(begin)

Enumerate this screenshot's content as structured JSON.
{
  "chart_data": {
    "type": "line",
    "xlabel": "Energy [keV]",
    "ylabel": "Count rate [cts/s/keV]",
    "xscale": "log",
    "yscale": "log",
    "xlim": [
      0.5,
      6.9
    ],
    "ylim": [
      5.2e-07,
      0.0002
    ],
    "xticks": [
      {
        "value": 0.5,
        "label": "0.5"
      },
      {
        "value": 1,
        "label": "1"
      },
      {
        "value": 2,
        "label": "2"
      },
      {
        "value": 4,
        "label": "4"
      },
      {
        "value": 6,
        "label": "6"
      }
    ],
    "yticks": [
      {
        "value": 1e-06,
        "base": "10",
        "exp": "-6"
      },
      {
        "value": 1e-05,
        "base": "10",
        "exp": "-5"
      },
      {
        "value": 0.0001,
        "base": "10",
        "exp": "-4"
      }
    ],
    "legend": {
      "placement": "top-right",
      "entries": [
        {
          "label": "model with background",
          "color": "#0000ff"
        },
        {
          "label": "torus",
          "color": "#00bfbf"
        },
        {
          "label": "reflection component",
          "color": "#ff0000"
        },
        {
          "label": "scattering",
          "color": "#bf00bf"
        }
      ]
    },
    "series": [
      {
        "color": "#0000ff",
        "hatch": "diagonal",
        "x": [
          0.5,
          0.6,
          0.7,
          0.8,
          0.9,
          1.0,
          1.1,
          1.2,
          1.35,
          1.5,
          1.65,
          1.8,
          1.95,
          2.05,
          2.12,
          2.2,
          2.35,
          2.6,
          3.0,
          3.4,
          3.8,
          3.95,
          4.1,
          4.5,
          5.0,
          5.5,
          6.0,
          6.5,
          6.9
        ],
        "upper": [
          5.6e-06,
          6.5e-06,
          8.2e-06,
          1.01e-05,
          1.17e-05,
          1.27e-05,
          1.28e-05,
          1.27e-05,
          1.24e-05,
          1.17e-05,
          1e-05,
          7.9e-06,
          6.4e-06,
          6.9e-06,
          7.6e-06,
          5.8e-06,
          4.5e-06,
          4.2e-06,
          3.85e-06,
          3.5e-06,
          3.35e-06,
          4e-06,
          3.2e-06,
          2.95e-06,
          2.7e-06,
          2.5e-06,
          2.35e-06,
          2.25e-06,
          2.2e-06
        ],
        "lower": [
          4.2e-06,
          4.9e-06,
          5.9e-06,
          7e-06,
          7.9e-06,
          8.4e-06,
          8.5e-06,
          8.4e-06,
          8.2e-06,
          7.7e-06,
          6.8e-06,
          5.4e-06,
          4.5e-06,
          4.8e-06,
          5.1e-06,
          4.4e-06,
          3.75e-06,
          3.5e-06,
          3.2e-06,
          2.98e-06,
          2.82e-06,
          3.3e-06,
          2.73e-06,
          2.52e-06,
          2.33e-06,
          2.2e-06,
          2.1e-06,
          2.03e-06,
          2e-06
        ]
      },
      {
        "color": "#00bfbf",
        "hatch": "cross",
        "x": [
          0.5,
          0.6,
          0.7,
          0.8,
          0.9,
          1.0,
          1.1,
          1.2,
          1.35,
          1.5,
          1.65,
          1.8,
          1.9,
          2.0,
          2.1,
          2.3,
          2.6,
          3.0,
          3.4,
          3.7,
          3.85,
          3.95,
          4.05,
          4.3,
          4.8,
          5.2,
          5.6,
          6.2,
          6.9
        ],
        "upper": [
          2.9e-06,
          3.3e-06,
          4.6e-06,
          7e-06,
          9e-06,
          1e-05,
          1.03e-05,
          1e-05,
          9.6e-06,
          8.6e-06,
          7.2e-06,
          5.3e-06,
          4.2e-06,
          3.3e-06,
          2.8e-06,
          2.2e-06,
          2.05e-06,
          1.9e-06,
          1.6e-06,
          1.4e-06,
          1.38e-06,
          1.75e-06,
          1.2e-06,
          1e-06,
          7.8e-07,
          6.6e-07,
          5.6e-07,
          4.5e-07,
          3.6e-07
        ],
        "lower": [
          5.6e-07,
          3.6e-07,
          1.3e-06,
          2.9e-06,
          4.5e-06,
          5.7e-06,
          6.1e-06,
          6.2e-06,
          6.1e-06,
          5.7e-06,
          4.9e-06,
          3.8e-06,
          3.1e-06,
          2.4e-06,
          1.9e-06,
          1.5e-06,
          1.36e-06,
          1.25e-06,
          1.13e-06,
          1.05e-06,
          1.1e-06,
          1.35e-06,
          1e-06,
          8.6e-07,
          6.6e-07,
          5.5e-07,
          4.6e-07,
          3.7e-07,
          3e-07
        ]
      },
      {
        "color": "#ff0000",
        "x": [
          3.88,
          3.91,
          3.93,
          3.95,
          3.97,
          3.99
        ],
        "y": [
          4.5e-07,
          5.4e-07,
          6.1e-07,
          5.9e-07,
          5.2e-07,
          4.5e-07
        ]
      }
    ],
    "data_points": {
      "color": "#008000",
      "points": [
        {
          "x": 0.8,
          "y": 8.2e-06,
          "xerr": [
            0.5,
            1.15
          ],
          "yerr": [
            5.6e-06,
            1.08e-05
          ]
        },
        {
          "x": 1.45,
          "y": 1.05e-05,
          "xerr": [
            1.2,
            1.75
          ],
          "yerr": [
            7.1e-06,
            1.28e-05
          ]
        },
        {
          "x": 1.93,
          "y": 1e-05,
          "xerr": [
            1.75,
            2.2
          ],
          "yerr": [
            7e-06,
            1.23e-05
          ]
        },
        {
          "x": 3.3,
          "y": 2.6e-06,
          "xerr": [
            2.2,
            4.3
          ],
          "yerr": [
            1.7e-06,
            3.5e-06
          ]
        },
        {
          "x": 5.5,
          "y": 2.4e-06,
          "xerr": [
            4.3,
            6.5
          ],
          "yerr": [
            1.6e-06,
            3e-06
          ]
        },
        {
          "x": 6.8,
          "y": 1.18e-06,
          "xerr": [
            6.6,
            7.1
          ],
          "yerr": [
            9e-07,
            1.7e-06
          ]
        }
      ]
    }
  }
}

(end)

Problem details.
From the listing above, reproduce all the lines exactly.

Correct answer.
Enumerate this screenshot's content as structured JSON.
{
  "chart_data": {
    "type": "line",
    "xlabel": "Energy [keV]",
    "ylabel": "Count rate [cts/s/keV]",
    "xscale": "log",
    "yscale": "log",
    "xlim": [
      0.5,
      6.9
    ],
    "ylim": [
      5.2e-07,
      0.0002
    ],
    "xticks": [
      {
        "value": 0.5,
        "label": "0.5"
      },
      {
        "value": 1,
        "label": "1"
      },
      {
        "value": 2,
        "label": "2"
      },
      {
        "value": 4,
        "label": "4"
      },
      {
        "value": 6,
        "label": "6"
      }
    ],
    "yticks": [
      {
        "value": 1e-06,
        "base": "10",
        "exp": "-6"
      },
      {
        "value": 1e-05,
        "base": "10",
        "exp": "-5"
      },
      {
        "value": 0.0001,
        "base": "10",
        "exp": "-4"
      }
    ],
    "legend": {
      "placement": "top-right",
      "entries": [
        {
          "label": "model with background",
          "color": "#0000ff"
        },
        {
          "label": "torus",
          "color": "#00bfbf"
        },
        {
          "label": "reflection component",
          "color": "#ff0000"
        },
        {
          "label": "scattering",
          "color": "#bf00bf"
        }
      ]
    },
    "series": [
      {
        "color": "#0000ff",
        "hatch": "diagonal",
        "x": [
          0.5,
          0.6,
          0.7,
          0.8,
          0.9,
          1.0,
          1.1,
          1.2,
          1.35,
          1.5,
          1.65,
          1.8,
          1.95,
          2.05,
          2.12,
          2.2,
          2.35,
          2.6,
          3.0,
          3.4,
          3.8,
          3.95,
          4.1,
          4.5,
          5.0,
          5.5,
          6.0,
          6.5,
          6.9
        ],
        "upper": [
          5.6e-06,
          6.5e-06,
          8.2e-06,
          1.01e-05,
          1.17e-05,
          1.27e-05,
          1.28e-05,
          1.27e-05,
          1.24e-05,
          1.17e-05,
          1e-05,
          7.9e-06,
          6.4e-06,
          6.9e-06,
          7.6e-06,
          5.8e-06,
          4.5e-06,
          4.2e-06,
          3.85e-06,
          3.5e-06,
          3.35e-06,
          4e-06,
          3.2e-06,
          2.95e-06,
          2.7e-06,
          2.5e-06,
          2.35e-06,
          2.25e-06,
          2.2e-06
        ],
        "lower": [
          4.2e-06,
          4.9e-06,
          5.9e-06,
          7e-06,
          7.9e-06,
          8.4e-06,
          8.5e-06,
          8.4e-06,
          8.2e-06,
          7.7e-06,
          6.8e-06,
          5.4e-06,
          4.5e-06,
          4.8e-06,
          5.1e-06,
          4.4e-06,
          3.75e-06,
          3.5e-06,
          3.2e-06,
          2.98e-06,
          2.82e-06,
          3.3e-06,
          2.73e-06,
          2.52e-06,
          2.33e-06,
          2.2e-06,
          2.1e-06,
          2.03e-06,
          2e-06
        ]
      },
      {
        "color": "#00bfbf",
        "hatch": "cross",
        "x": [
          0.5,
          0.6,
          0.7,
          0.8,
          0.9,
          1.0,
          1.1,
          1.2,
          1.35,
          1.5,
          1.65,
          1.8,
          1.9,
          2.0,
          2.1,
          2.3,
          2.6,
          3.0,
          3.4,
          3.7,
          3.85,
          3.95,
          4.05,
          4.3,
          4.8,
          5.2,
          5.6,
          6.2,
          6.9
        ],
        "upper": [
          2.9e-06,
          3.3e-06,
          4.6e-06,
          7e-06,
          9e-06,
          1e-05,
          1.03e-05,
          1e-05,
          9.6e-06,
          8.6e-06,
          7.2e-06,
          5.3e-06,
          4.2e-06,
          3.3e-06,
          2.8e-06,
          2.2e-06,
          2.05e-06,
          1.9e-06,
          1.6e-06,
          1.4e-06,
          1.38e-06,
          1.75e-06,
          1.2e-06,
          1e-06,
          7.8e-07,
          6.6e-07,
          5.6e-07,
          4.5e-07,
          3.6e-07
        ],
        "lower": [
          5.6e-07,
          3.6e-07,
          1.3e-06,
          2.9e-06,
          4.5e-06,
          5.7e-06,
          6.1e-06,
          6.2e-06,
          6.1e-06,
          5.7e-06,
          4.9e-06,
          3.8e-06,
          3.1e-06,
          2.4e-06,
          1.9e-06,
          1.5e-06,
          1.36e-06,
          1.25e-06,
          1.13e-06,
          1.05e-06,
          1.1e-06,
          1.35e-06,
          1e-06,
          8.6e-07,
          6.6e-07,
          5.5e-07,
          4.6e-07,
          3.7e-07,
          3e-07
        ]
      },
      {
        "color": "#ff0000",
        "x": [
          3.88,
          3.91,
          3.93,
          3.95,
          3.97,
          3.99
        ],
        "y": [
          4.5e-07,
          5.4e-07,
          6.1e-07,
          5.9e-07,
          5.2e-07,
          4.5e-07
        ]
      }
    ],
    "data_points": {
      "color": "#008000",
      "points": [
        {
          "x": 0.8,
          "y": 8.2e-06,
          "xerr": [
            0.5,
            1.15
          ],
          "yerr": [
            5.6e-06,
            1.08e-05
          ]
        },
        {
          "x": 1.45,
          "y": 1.05e-05,
          "xerr": [
            1.2,
            1.75
          ],
          "yerr": [
            7.1e-06,
            1.28e-05
          ]
        },
        {
          "x": 1.93,
          "y": 1e-05,
          "xerr": [
            1.75,
            2.2
          ],
          "yerr": [
            7e-06,
            1.23e-05
          ]
        },
        {
          "x": 3.3,
          "y": 2.6e-06,
          "xerr": [
            2.2,
            4.3
          ],
          "yerr": [
            1.7e-06,
            3.5e-06
          ]
        },
        {
          "x": 5.5,
          "y": 2.4e-06,
          "xerr": [
            4.3,
            6.5
          ],
          "yerr": [
            1.6e-06,
            3e-06
          ]
        },
        {
          "x": 6.8,
          "y": 1.18e-06,
          "xerr": [
            6.6,
            7.1
          ],
          "yerr": [
            9e-07,
            1.7e-06
          ]
        }
      ]
    }
  }
}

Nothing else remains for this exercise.